### What the exercise asks
Look through the data below. Collect every line where the word "text" occurs.

--------------------------------

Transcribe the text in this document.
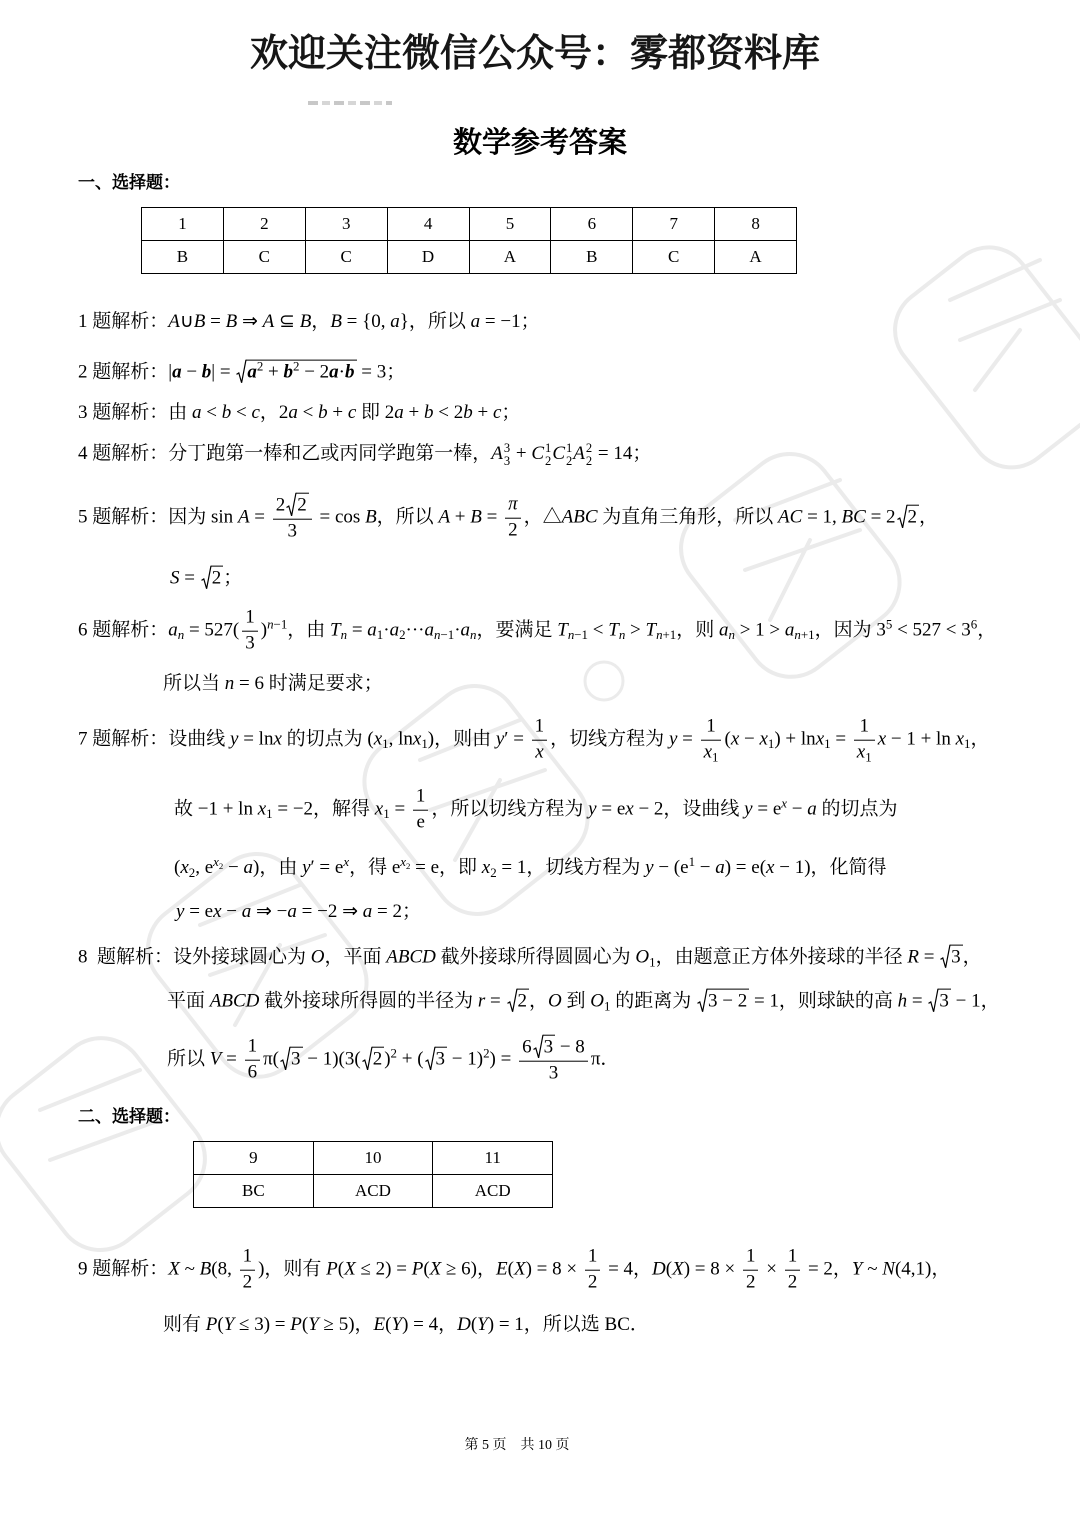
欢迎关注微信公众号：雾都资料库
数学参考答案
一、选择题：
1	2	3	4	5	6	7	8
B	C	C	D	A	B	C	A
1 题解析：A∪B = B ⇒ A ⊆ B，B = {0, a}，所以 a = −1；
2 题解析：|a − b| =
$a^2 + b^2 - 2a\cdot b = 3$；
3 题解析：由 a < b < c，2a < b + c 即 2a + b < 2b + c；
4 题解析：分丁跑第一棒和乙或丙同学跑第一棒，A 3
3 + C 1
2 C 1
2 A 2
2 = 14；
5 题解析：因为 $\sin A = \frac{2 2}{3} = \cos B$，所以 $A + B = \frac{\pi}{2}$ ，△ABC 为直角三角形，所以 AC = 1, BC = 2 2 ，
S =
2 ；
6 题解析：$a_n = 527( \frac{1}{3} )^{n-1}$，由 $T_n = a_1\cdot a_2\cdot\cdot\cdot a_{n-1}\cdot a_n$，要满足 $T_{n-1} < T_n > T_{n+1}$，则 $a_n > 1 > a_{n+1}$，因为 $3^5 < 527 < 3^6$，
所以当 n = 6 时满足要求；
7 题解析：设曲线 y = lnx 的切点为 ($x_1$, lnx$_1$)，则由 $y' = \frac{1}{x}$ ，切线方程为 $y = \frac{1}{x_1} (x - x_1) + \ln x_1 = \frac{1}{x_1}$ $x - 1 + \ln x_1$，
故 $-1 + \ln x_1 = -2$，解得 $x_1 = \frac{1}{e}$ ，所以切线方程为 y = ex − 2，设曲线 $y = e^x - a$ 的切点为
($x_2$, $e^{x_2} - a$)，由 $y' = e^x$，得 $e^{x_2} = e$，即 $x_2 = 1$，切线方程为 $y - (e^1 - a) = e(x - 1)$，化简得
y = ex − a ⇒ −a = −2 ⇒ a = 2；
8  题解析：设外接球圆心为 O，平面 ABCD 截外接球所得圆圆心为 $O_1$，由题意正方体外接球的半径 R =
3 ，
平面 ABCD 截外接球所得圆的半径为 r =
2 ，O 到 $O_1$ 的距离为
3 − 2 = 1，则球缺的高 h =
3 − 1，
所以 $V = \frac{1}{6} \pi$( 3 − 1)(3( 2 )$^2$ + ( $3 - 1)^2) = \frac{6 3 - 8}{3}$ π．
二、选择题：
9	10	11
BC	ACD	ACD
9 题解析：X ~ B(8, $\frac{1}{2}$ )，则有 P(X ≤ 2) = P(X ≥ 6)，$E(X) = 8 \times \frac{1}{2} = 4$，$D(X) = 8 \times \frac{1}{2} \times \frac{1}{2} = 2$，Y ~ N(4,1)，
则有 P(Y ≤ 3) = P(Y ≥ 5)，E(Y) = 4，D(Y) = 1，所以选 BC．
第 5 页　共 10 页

--------------------------------

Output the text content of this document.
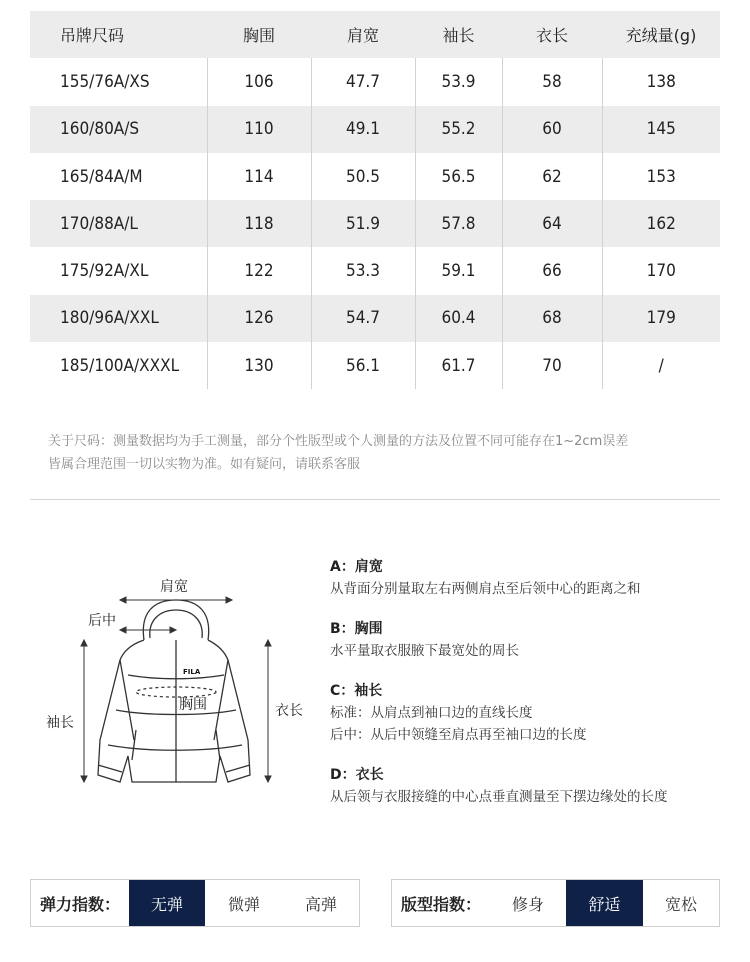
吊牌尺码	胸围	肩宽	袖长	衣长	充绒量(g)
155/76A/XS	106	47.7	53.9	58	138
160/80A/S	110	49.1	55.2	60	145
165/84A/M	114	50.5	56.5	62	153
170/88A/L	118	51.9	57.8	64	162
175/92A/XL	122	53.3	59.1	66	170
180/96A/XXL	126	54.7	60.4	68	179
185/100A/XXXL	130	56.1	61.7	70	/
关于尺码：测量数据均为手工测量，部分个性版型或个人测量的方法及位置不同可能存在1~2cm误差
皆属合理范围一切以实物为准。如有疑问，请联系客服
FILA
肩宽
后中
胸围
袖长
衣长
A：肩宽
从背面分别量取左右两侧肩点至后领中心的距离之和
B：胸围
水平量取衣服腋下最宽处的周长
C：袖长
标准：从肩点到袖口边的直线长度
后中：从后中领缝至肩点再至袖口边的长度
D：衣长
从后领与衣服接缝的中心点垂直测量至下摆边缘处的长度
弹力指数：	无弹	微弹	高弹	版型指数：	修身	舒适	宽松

--------------------------------

### Output below
Transcribe the text in this document.
Output the text content of this document.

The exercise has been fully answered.